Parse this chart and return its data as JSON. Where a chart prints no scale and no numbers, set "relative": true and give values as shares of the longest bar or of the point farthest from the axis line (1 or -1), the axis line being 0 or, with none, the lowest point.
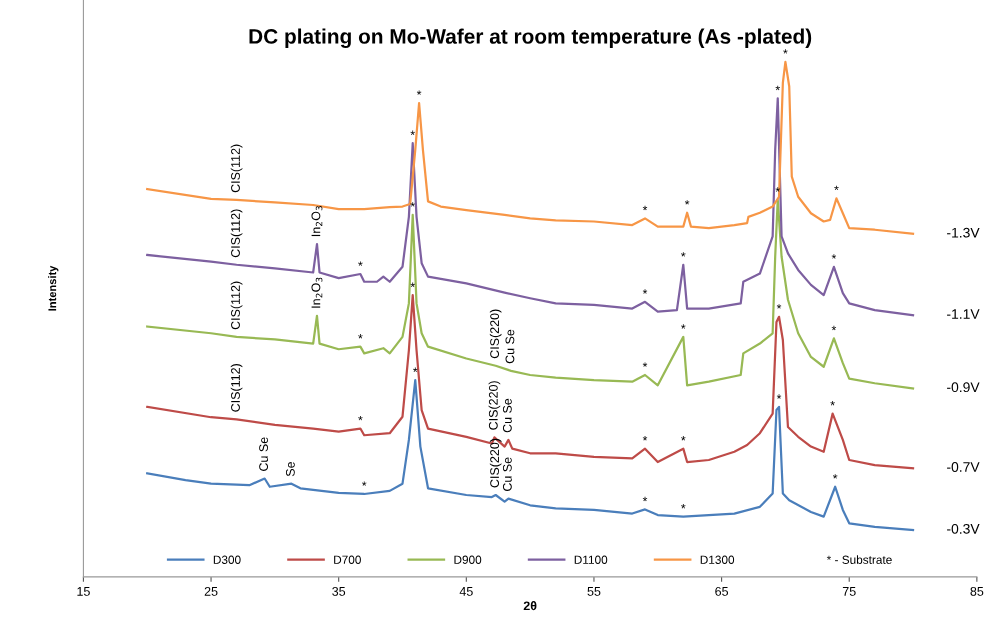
{
  "chart_data": {
    "type": "line",
    "title": "DC plating on Mo-Wafer at room temperature (As -plated)",
    "xlabel": "2θ",
    "ylabel": "Intensity",
    "relative": true,
    "xlim": [
      15,
      85
    ],
    "xticks": [
      15,
      25,
      35,
      45,
      55,
      65,
      75,
      85
    ],
    "grid": false,
    "legend": "bottom",
    "marker": "none",
    "line_style": "solid",
    "series": [
      {
        "name": "D300",
        "color": "#4a7ebb",
        "x": [
          20,
          23,
          25,
          28,
          29.2,
          29.6,
          31.3,
          32,
          35,
          37,
          39,
          40,
          40.5,
          41,
          41.4,
          42,
          45,
          47,
          47.3,
          48,
          48.3,
          50,
          52,
          55,
          58,
          59,
          60,
          62,
          64,
          66,
          68,
          69,
          69.3,
          69.5,
          69.8,
          70.3,
          72,
          73,
          73.9,
          74.5,
          75,
          77,
          80
        ],
        "values": [
          0.201,
          0.188,
          0.181,
          0.178,
          0.191,
          0.175,
          0.181,
          0.172,
          0.163,
          0.161,
          0.167,
          0.181,
          0.266,
          0.382,
          0.253,
          0.172,
          0.159,
          0.155,
          0.159,
          0.146,
          0.152,
          0.139,
          0.133,
          0.13,
          0.123,
          0.131,
          0.12,
          0.117,
          0.12,
          0.123,
          0.136,
          0.162,
          0.324,
          0.33,
          0.162,
          0.149,
          0.126,
          0.117,
          0.175,
          0.13,
          0.104,
          0.097,
          0.091
        ]
      },
      {
        "name": "D700",
        "color": "#be4b48",
        "x": [
          20,
          25,
          27,
          30,
          33,
          35,
          36.7,
          37,
          39,
          40,
          40.5,
          40.8,
          41.1,
          41.5,
          42,
          45,
          47,
          47.2,
          48,
          48.3,
          48.6,
          50,
          52,
          55,
          58,
          59,
          60,
          62,
          62.3,
          64,
          66,
          67,
          68,
          69,
          69.3,
          69.5,
          69.8,
          70.2,
          71,
          72,
          73,
          73.7,
          74.5,
          75,
          77,
          80
        ],
        "values": [
          0.33,
          0.31,
          0.306,
          0.295,
          0.288,
          0.282,
          0.288,
          0.275,
          0.279,
          0.311,
          0.44,
          0.547,
          0.44,
          0.324,
          0.288,
          0.272,
          0.259,
          0.271,
          0.253,
          0.266,
          0.249,
          0.24,
          0.24,
          0.233,
          0.23,
          0.249,
          0.223,
          0.249,
          0.223,
          0.227,
          0.243,
          0.256,
          0.279,
          0.317,
          0.495,
          0.505,
          0.46,
          0.291,
          0.272,
          0.253,
          0.243,
          0.317,
          0.266,
          0.227,
          0.217,
          0.211
        ]
      },
      {
        "name": "D900",
        "color": "#98b954",
        "x": [
          20,
          25,
          27,
          30,
          33,
          33.3,
          33.5,
          35,
          36.7,
          37,
          38.5,
          39,
          40,
          40.5,
          40.8,
          41.1,
          41.5,
          42,
          45,
          47.3,
          48.5,
          50,
          52,
          55,
          58,
          59,
          60,
          62,
          62.3,
          64,
          66.5,
          66.7,
          68,
          69,
          69.2,
          69.4,
          69.7,
          70.2,
          71,
          72,
          73,
          73.8,
          74.5,
          75,
          77,
          80
        ],
        "values": [
          0.486,
          0.473,
          0.466,
          0.461,
          0.453,
          0.507,
          0.453,
          0.442,
          0.447,
          0.434,
          0.444,
          0.434,
          0.466,
          0.531,
          0.703,
          0.531,
          0.473,
          0.447,
          0.424,
          0.41,
          0.4,
          0.392,
          0.387,
          0.382,
          0.379,
          0.392,
          0.372,
          0.466,
          0.372,
          0.379,
          0.392,
          0.434,
          0.453,
          0.473,
          0.622,
          0.732,
          0.622,
          0.538,
          0.473,
          0.427,
          0.408,
          0.463,
          0.415,
          0.385,
          0.376,
          0.366
        ]
      },
      {
        "name": "D1100",
        "color": "#7d60a0",
        "x": [
          20,
          25,
          27,
          30,
          33,
          33.3,
          33.5,
          35,
          36.7,
          37,
          38,
          38.5,
          39,
          40,
          40.5,
          40.8,
          41.1,
          41.5,
          42,
          45,
          48,
          50,
          52,
          55,
          58,
          59,
          60,
          61.5,
          62,
          62.3,
          64,
          66.5,
          66.7,
          68,
          69,
          69.2,
          69.4,
          69.7,
          70.2,
          71,
          72,
          73,
          73.8,
          74.5,
          75,
          77,
          80
        ],
        "values": [
          0.625,
          0.612,
          0.606,
          0.599,
          0.591,
          0.646,
          0.591,
          0.58,
          0.588,
          0.573,
          0.573,
          0.583,
          0.573,
          0.602,
          0.699,
          0.842,
          0.699,
          0.609,
          0.583,
          0.57,
          0.552,
          0.541,
          0.531,
          0.528,
          0.521,
          0.534,
          0.515,
          0.518,
          0.606,
          0.521,
          0.521,
          0.531,
          0.573,
          0.589,
          0.661,
          0.829,
          0.929,
          0.661,
          0.628,
          0.596,
          0.567,
          0.547,
          0.602,
          0.551,
          0.531,
          0.518,
          0.508
        ]
      },
      {
        "name": "D1300",
        "color": "#f79646",
        "x": [
          20,
          25,
          27,
          30,
          33,
          35,
          37,
          39,
          40,
          40.6,
          41,
          41.3,
          41.6,
          42,
          43,
          45,
          48,
          50,
          52,
          55,
          58,
          59,
          60,
          62,
          62.3,
          62.6,
          64,
          66,
          67,
          67.1,
          68,
          69,
          69.5,
          69.8,
          70,
          70.3,
          70.5,
          71,
          72,
          73,
          73.5,
          74,
          74.5,
          75,
          77,
          80
        ],
        "values": [
          0.753,
          0.734,
          0.732,
          0.727,
          0.722,
          0.714,
          0.714,
          0.718,
          0.719,
          0.724,
          0.829,
          0.92,
          0.829,
          0.729,
          0.719,
          0.712,
          0.703,
          0.696,
          0.692,
          0.69,
          0.683,
          0.696,
          0.68,
          0.68,
          0.707,
          0.68,
          0.677,
          0.683,
          0.687,
          0.699,
          0.707,
          0.719,
          0.738,
          0.959,
          1.0,
          0.952,
          0.777,
          0.738,
          0.706,
          0.69,
          0.693,
          0.735,
          0.706,
          0.677,
          0.674,
          0.666
        ]
      }
    ],
    "annotations": [
      {
        "text": "CIS(112)",
        "x": 27,
        "y": 0.732
      },
      {
        "text": "*",
        "x": 41.3,
        "y": 0.92
      },
      {
        "text": "*",
        "x": 59,
        "y": 0.696
      },
      {
        "text": "*",
        "x": 62.3,
        "y": 0.707
      },
      {
        "text": "*",
        "x": 70,
        "y": 1.0
      },
      {
        "text": "*",
        "x": 74,
        "y": 0.735
      },
      {
        "text": "CIS(112)",
        "x": 27,
        "y": 0.606
      },
      {
        "text": "In$_{2}$O$_{3}$",
        "x": 33.3,
        "y": 0.646
      },
      {
        "text": "*",
        "x": 36.7,
        "y": 0.588
      },
      {
        "text": "*",
        "x": 40.8,
        "y": 0.842
      },
      {
        "text": "*",
        "x": 59,
        "y": 0.534
      },
      {
        "text": "*",
        "x": 62,
        "y": 0.606
      },
      {
        "text": "*",
        "x": 69.4,
        "y": 0.929
      },
      {
        "text": "*",
        "x": 73.8,
        "y": 0.602
      },
      {
        "text": "CIS(112)",
        "x": 27,
        "y": 0.466
      },
      {
        "text": "In$_{2}$O$_{3}$",
        "x": 33.3,
        "y": 0.507
      },
      {
        "text": "*",
        "x": 36.7,
        "y": 0.447
      },
      {
        "text": "*",
        "x": 40.8,
        "y": 0.703
      },
      {
        "text": "CIS(220)",
        "x": 47.3,
        "y": 0.41
      },
      {
        "text": "Cu Se",
        "x": 48.5,
        "y": 0.4
      },
      {
        "text": "*",
        "x": 59,
        "y": 0.392
      },
      {
        "text": "*",
        "x": 62,
        "y": 0.466
      },
      {
        "text": "*",
        "x": 69.4,
        "y": 0.732
      },
      {
        "text": "*",
        "x": 73.8,
        "y": 0.463
      },
      {
        "text": "CIS(112)",
        "x": 27,
        "y": 0.306
      },
      {
        "text": "*",
        "x": 36.7,
        "y": 0.288
      },
      {
        "text": "*",
        "x": 40.8,
        "y": 0.547
      },
      {
        "text": "CIS(220)",
        "x": 47.2,
        "y": 0.271
      },
      {
        "text": "Cu Se",
        "x": 48.3,
        "y": 0.266
      },
      {
        "text": "*",
        "x": 59,
        "y": 0.249
      },
      {
        "text": "*",
        "x": 62,
        "y": 0.249
      },
      {
        "text": "*",
        "x": 69.5,
        "y": 0.505
      },
      {
        "text": "*",
        "x": 73.7,
        "y": 0.317
      },
      {
        "text": "Cu Se",
        "x": 29.2,
        "y": 0.191
      },
      {
        "text": "Se",
        "x": 31.3,
        "y": 0.181
      },
      {
        "text": "*",
        "x": 37,
        "y": 0.161
      },
      {
        "text": "*",
        "x": 41,
        "y": 0.382
      },
      {
        "text": "CIS(220)",
        "x": 47.3,
        "y": 0.159
      },
      {
        "text": "Cu Se",
        "x": 48.3,
        "y": 0.152
      },
      {
        "text": "*",
        "x": 59,
        "y": 0.131
      },
      {
        "text": "*",
        "x": 62,
        "y": 0.117
      },
      {
        "text": "*",
        "x": 69.5,
        "y": 0.33
      },
      {
        "text": "*",
        "x": 73.9,
        "y": 0.175
      },
      {
        "text": "-1.3V",
        "x": 80,
        "y": 0.666
      },
      {
        "text": "-1.1V",
        "x": 80,
        "y": 0.508
      },
      {
        "text": "-0.9V",
        "x": 80,
        "y": 0.366
      },
      {
        "text": "-0.7V",
        "x": 80,
        "y": 0.211
      },
      {
        "text": "-0.3V",
        "x": 80,
        "y": 0.091
      },
      "* - Substrate"
    ]
  }
}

Task to complete:
Among the lines of the records above, count those holding the string "name", and report only the number.

Output of the exercise:
5